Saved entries
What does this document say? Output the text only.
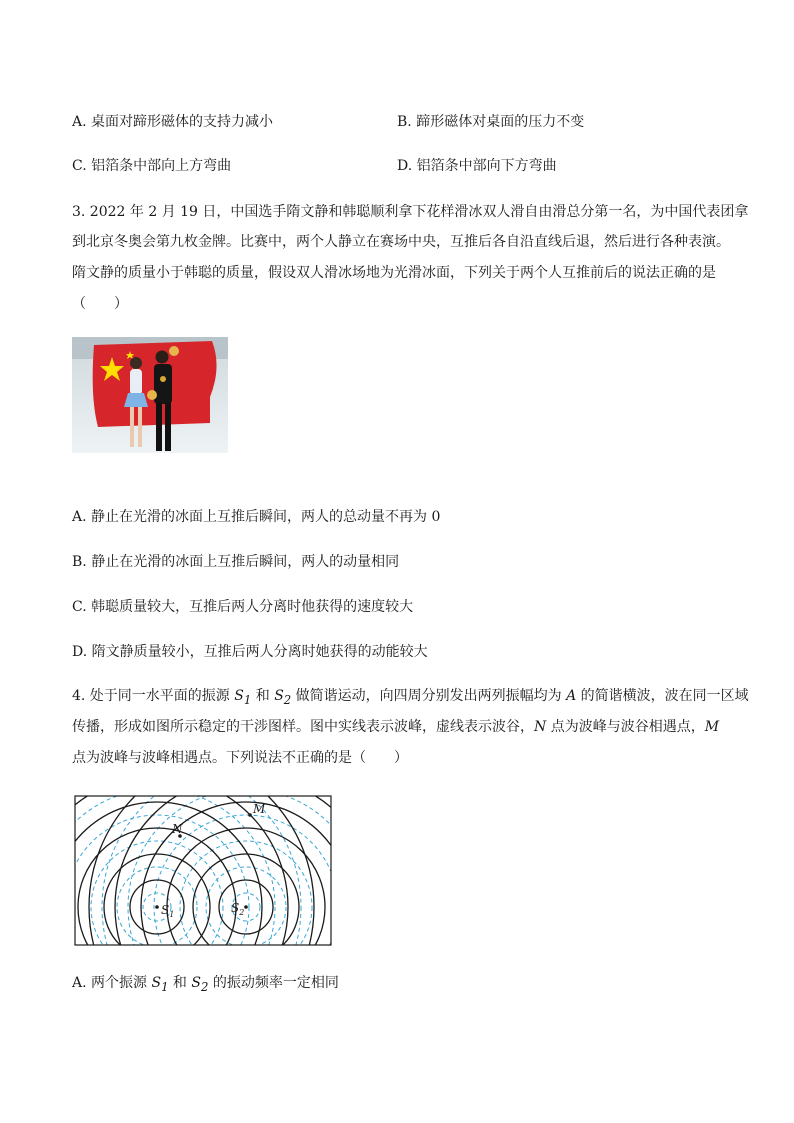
A. 桌面对蹄形磁体的支持力减小	B. 蹄形磁体对桌面的压力不变
C. 铝箔条中部向上方弯曲	D. 铝箔条中部向下方弯曲
3. 2022 年 2 月 19 日，中国选手隋文静和韩聪顺利拿下花样滑冰双人滑自由滑总分第一名，为中国代表团拿
到北京冬奥会第九枚金牌。比赛中，两个人静立在赛场中央，互推后各自沿直线后退，然后进行各种表演。
隋文静的质量小于韩聪的质量，假设双人滑冰场地为光滑冰面，下列关于两个人互推前后的说法正确的是
（　　）
A. 静止在光滑的冰面上互推后瞬间，两人的总动量不再为 0
B. 静止在光滑的冰面上互推后瞬间，两人的动量相同
C. 韩聪质量较大，互推后两人分离时他获得的速度较大
D. 隋文静质量较小，互推后两人分离时她获得的动能较大
4. 处于同一水平面的振源 $S_1$ 和 $S_2$ 做简谐运动，向四周分别发出两列振幅均为 A 的简谐横波，波在同一区域
传播，形成如图所示稳定的干涉图样。图中实线表示波峰，虚线表示波谷，N 点为波峰与波谷相遇点，M
点为波峰与波峰相遇点。下列说法不正确的是（　　）
M
N
$S_1$	$S_2$
A. 两个振源 $S_1$ 和 $S_2$ 的振动频率一定相同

- Problem to solve:
Pictures don't belong in the copy. Transcribe every record exactly as it appears.

- Result for this exercise:
What does this document say? Output the text only.
A. 桌面对蹄形磁体的支持力减小	B. 蹄形磁体对桌面的压力不变
C. 铝箔条中部向上方弯曲	D. 铝箔条中部向下方弯曲
3. 2022 年 2 月 19 日，中国选手隋文静和韩聪顺利拿下花样滑冰双人滑自由滑总分第一名，为中国代表团拿
到北京冬奥会第九枚金牌。比赛中，两个人静立在赛场中央，互推后各自沿直线后退，然后进行各种表演。
隋文静的质量小于韩聪的质量，假设双人滑冰场地为光滑冰面，下列关于两个人互推前后的说法正确的是
（　　）
A. 静止在光滑的冰面上互推后瞬间，两人的总动量不再为 0
B. 静止在光滑的冰面上互推后瞬间，两人的动量相同
C. 韩聪质量较大，互推后两人分离时他获得的速度较大
D. 隋文静质量较小，互推后两人分离时她获得的动能较大
4. 处于同一水平面的振源 $S_1$ 和 $S_2$ 做简谐运动，向四周分别发出两列振幅均为 A 的简谐横波，波在同一区域
传播，形成如图所示稳定的干涉图样。图中实线表示波峰，虚线表示波谷，N 点为波峰与波谷相遇点，M
点为波峰与波峰相遇点。下列说法不正确的是（　　）
M
N
$S_1$	$S_2$
A. 两个振源 $S_1$ 和 $S_2$ 的振动频率一定相同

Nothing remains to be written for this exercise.